(Data records)
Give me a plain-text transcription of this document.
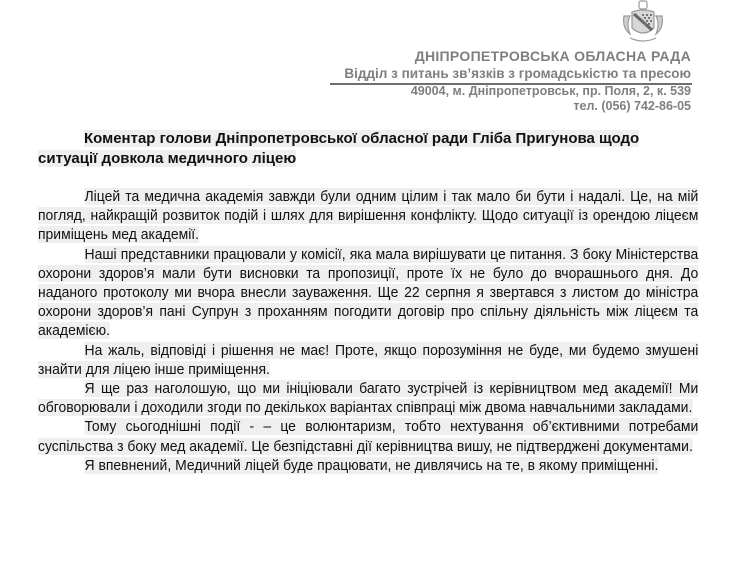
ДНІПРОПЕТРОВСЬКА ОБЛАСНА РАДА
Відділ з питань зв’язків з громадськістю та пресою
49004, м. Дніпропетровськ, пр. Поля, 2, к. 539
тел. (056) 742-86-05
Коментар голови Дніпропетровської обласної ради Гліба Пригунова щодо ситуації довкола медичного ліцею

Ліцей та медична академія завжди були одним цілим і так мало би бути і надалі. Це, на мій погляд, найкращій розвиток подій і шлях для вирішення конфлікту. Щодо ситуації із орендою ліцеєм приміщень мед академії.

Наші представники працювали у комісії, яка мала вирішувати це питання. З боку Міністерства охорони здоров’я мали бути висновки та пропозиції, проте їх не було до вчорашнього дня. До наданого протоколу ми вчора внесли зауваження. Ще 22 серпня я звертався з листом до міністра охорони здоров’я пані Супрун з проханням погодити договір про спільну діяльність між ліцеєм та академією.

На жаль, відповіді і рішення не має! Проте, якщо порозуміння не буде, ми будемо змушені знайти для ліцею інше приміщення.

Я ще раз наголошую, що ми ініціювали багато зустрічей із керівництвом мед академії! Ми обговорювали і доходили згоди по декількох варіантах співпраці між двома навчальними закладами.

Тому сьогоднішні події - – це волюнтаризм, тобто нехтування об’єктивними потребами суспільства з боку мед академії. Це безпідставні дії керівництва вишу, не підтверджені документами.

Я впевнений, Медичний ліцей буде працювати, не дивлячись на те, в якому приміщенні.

__Problem to solve__. From the data above, work out how many lines contain the string "ліцею" and reply with only the number.

__Answer to this problem__. 2